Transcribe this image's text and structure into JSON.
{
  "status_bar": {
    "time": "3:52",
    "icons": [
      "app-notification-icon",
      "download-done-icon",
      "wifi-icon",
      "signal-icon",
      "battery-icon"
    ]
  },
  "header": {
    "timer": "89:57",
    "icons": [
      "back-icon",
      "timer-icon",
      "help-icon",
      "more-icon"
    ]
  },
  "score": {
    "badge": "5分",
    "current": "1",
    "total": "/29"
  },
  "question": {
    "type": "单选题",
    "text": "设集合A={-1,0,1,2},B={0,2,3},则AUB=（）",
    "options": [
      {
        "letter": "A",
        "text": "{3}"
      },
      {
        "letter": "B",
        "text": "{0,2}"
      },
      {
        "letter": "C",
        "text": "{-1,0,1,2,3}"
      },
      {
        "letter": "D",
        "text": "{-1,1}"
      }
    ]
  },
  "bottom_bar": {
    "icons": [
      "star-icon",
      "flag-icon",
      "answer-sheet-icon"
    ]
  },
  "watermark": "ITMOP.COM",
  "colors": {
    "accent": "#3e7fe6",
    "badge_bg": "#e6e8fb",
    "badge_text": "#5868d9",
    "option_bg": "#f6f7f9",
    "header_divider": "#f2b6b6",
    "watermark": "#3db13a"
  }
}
========================================
• _What you are asked to do_
Copy out each record exactly as given, omitting none.

• _The output_
Transcribe this image's text and structure into JSON.
{
  "status_bar": {
    "time": "3:52",
    "icons": [
      "app-notification-icon",
      "download-done-icon",
      "wifi-icon",
      "signal-icon",
      "battery-icon"
    ]
  },
  "header": {
    "timer": "89:57",
    "icons": [
      "back-icon",
      "timer-icon",
      "help-icon",
      "more-icon"
    ]
  },
  "score": {
    "badge": "5分",
    "current": "1",
    "total": "/29"
  },
  "question": {
    "type": "单选题",
    "text": "设集合A={-1,0,1,2},B={0,2,3},则AUB=（）",
    "options": [
      {
        "letter": "A",
        "text": "{3}"
      },
      {
        "letter": "B",
        "text": "{0,2}"
      },
      {
        "letter": "C",
        "text": "{-1,0,1,2,3}"
      },
      {
        "letter": "D",
        "text": "{-1,1}"
      }
    ]
  },
  "bottom_bar": {
    "icons": [
      "star-icon",
      "flag-icon",
      "answer-sheet-icon"
    ]
  },
  "watermark": "ITMOP.COM",
  "colors": {
    "accent": "#3e7fe6",
    "badge_bg": "#e6e8fb",
    "badge_text": "#5868d9",
    "option_bg": "#f6f7f9",
    "header_divider": "#f2b6b6",
    "watermark": "#3db13a"
  }
}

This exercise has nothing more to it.